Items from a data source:
━━━

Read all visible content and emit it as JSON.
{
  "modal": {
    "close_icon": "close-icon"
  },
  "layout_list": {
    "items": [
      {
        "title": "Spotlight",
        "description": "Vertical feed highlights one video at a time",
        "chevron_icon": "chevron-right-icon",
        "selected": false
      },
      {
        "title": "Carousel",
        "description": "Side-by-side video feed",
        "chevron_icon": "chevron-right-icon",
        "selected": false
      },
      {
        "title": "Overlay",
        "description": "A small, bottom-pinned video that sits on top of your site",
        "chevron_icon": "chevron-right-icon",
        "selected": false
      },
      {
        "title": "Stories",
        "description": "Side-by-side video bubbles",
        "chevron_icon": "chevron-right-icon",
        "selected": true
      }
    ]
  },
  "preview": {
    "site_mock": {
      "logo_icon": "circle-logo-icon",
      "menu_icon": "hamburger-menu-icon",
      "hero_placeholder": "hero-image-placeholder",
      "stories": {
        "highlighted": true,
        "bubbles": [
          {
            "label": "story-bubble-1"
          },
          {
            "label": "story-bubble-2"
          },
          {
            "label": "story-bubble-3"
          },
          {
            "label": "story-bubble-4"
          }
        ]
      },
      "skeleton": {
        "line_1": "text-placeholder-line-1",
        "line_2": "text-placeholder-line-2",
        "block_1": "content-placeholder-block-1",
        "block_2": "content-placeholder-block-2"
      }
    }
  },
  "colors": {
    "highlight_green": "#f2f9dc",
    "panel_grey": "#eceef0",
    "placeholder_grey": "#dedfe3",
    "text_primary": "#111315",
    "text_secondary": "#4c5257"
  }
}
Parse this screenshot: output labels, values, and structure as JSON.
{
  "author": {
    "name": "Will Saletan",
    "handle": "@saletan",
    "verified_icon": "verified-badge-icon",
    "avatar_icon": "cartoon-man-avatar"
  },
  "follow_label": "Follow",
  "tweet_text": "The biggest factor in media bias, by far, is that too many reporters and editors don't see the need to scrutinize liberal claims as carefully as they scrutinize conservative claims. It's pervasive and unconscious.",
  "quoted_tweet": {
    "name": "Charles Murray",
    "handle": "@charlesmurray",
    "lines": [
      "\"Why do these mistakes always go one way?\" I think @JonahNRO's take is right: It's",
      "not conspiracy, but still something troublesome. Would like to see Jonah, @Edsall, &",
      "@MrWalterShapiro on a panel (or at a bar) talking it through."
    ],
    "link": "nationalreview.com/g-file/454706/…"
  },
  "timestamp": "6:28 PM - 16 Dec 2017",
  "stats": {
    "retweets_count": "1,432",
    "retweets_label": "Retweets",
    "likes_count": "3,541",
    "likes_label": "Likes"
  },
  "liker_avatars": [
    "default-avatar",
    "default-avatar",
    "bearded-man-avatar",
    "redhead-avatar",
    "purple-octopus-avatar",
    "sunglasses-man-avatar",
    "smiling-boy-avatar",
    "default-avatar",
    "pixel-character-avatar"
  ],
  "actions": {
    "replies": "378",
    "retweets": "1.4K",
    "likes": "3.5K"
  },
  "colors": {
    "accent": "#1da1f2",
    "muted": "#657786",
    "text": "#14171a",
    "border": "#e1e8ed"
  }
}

━━━

__Brief__
In the listing above, find the line containing "Parse this screenshot: output", then reproduce it and each line after it through the end, exactly and with nothing added.

__Answer to this problem__
Parse this screenshot: output labels, values, and structure as JSON.
{
  "author": {
    "name": "Will Saletan",
    "handle": "@saletan",
    "verified_icon": "verified-badge-icon",
    "avatar_icon": "cartoon-man-avatar"
  },
  "follow_label": "Follow",
  "tweet_text": "The biggest factor in media bias, by far, is that too many reporters and editors don't see the need to scrutinize liberal claims as carefully as they scrutinize conservative claims. It's pervasive and unconscious.",
  "quoted_tweet": {
    "name": "Charles Murray",
    "handle": "@charlesmurray",
    "lines": [
      "\"Why do these mistakes always go one way?\" I think @JonahNRO's take is right: It's",
      "not conspiracy, but still something troublesome. Would like to see Jonah, @Edsall, &",
      "@MrWalterShapiro on a panel (or at a bar) talking it through."
    ],
    "link": "nationalreview.com/g-file/454706/…"
  },
  "timestamp": "6:28 PM - 16 Dec 2017",
  "stats": {
    "retweets_count": "1,432",
    "retweets_label": "Retweets",
    "likes_count": "3,541",
    "likes_label": "Likes"
  },
  "liker_avatars": [
    "default-avatar",
    "default-avatar",
    "bearded-man-avatar",
    "redhead-avatar",
    "purple-octopus-avatar",
    "sunglasses-man-avatar",
    "smiling-boy-avatar",
    "default-avatar",
    "pixel-character-avatar"
  ],
  "actions": {
    "replies": "378",
    "retweets": "1.4K",
    "likes": "3.5K"
  },
  "colors": {
    "accent": "#1da1f2",
    "muted": "#657786",
    "text": "#14171a",
    "border": "#e1e8ed"
  }
}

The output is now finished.